→ **Prompt**: Write out the data below exactly as given, without any of its pictures.

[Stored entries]
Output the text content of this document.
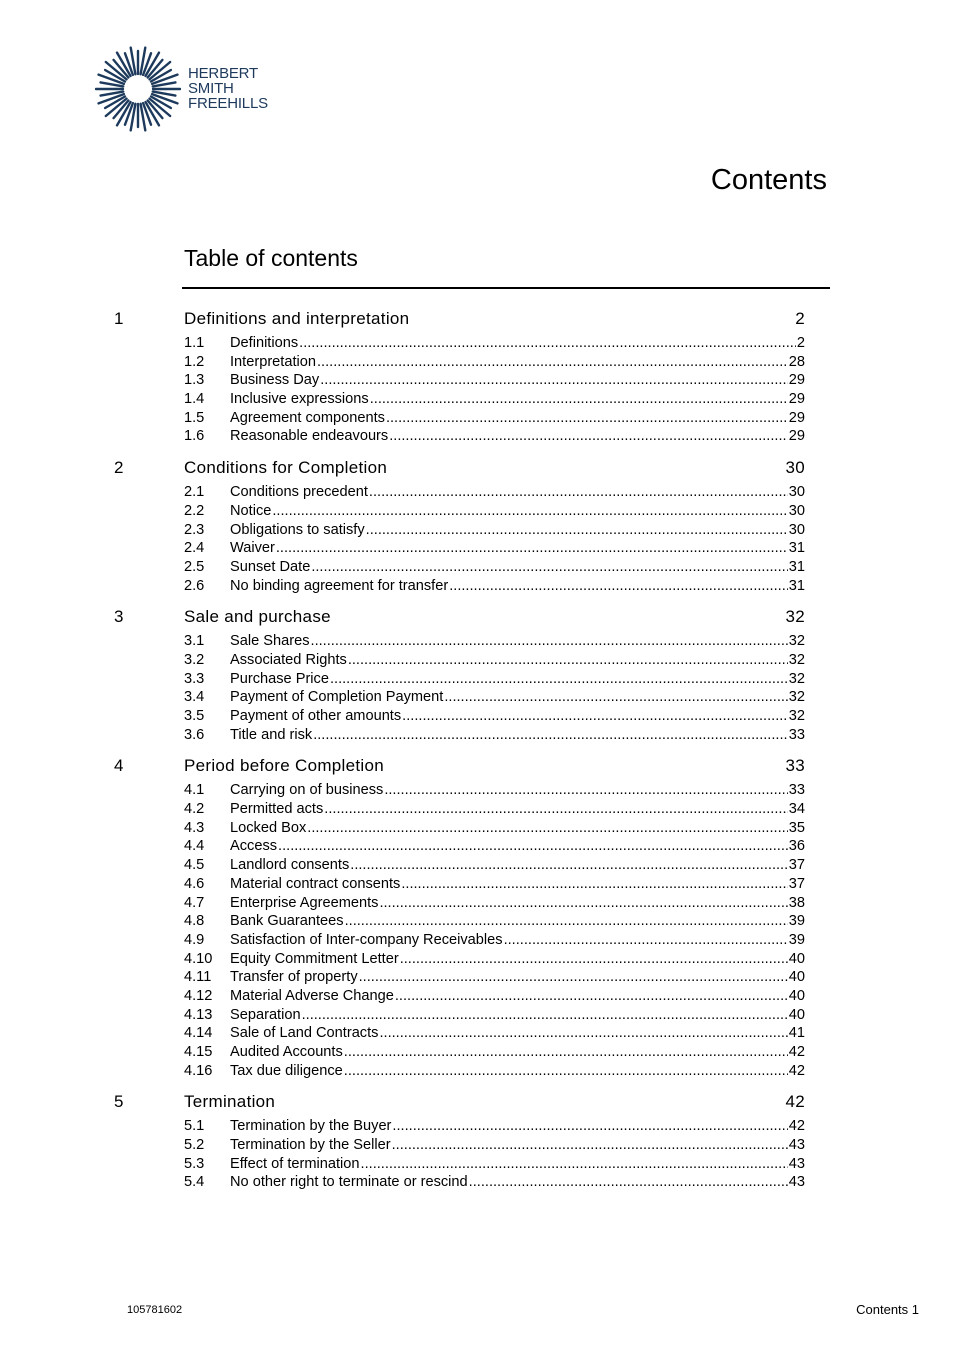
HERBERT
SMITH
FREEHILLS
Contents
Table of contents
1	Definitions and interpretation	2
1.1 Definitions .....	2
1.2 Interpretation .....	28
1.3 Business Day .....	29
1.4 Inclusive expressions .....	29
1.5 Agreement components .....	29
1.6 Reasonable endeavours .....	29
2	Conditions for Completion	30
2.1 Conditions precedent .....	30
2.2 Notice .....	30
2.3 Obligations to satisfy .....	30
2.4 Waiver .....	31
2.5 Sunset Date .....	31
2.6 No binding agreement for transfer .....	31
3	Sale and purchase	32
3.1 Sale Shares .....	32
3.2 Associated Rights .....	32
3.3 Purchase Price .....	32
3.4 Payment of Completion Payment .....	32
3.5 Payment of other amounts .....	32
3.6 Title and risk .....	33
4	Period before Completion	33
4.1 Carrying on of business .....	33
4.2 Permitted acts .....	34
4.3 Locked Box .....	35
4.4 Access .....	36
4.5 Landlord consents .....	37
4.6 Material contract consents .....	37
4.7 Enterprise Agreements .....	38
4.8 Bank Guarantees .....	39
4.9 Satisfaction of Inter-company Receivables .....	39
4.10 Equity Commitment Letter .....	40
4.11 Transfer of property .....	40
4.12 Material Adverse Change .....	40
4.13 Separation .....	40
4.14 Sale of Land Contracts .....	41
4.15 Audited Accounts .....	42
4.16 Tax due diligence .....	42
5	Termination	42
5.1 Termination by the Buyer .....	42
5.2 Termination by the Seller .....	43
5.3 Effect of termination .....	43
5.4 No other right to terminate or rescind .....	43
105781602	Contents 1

→ **Correct answer**:
Output the text content of this document.
HERBERT
SMITH
FREEHILLS
Contents
Table of contents
1	Definitions and interpretation	2
1.1 Definitions .....	2
1.2 Interpretation .....	28
1.3 Business Day .....	29
1.4 Inclusive expressions .....	29
1.5 Agreement components .....	29
1.6 Reasonable endeavours .....	29
2	Conditions for Completion	30
2.1 Conditions precedent .....	30
2.2 Notice .....	30
2.3 Obligations to satisfy .....	30
2.4 Waiver .....	31
2.5 Sunset Date .....	31
2.6 No binding agreement for transfer .....	31
3	Sale and purchase	32
3.1 Sale Shares .....	32
3.2 Associated Rights .....	32
3.3 Purchase Price .....	32
3.4 Payment of Completion Payment .....	32
3.5 Payment of other amounts .....	32
3.6 Title and risk .....	33
4	Period before Completion	33
4.1 Carrying on of business .....	33
4.2 Permitted acts .....	34
4.3 Locked Box .....	35
4.4 Access .....	36
4.5 Landlord consents .....	37
4.6 Material contract consents .....	37
4.7 Enterprise Agreements .....	38
4.8 Bank Guarantees .....	39
4.9 Satisfaction of Inter-company Receivables .....	39
4.10 Equity Commitment Letter .....	40
4.11 Transfer of property .....	40
4.12 Material Adverse Change .....	40
4.13 Separation .....	40
4.14 Sale of Land Contracts .....	41
4.15 Audited Accounts .....	42
4.16 Tax due diligence .....	42
5	Termination	42
5.1 Termination by the Buyer .....	42
5.2 Termination by the Seller .....	43
5.3 Effect of termination .....	43
5.4 No other right to terminate or rescind .....	43
105781602	Contents 1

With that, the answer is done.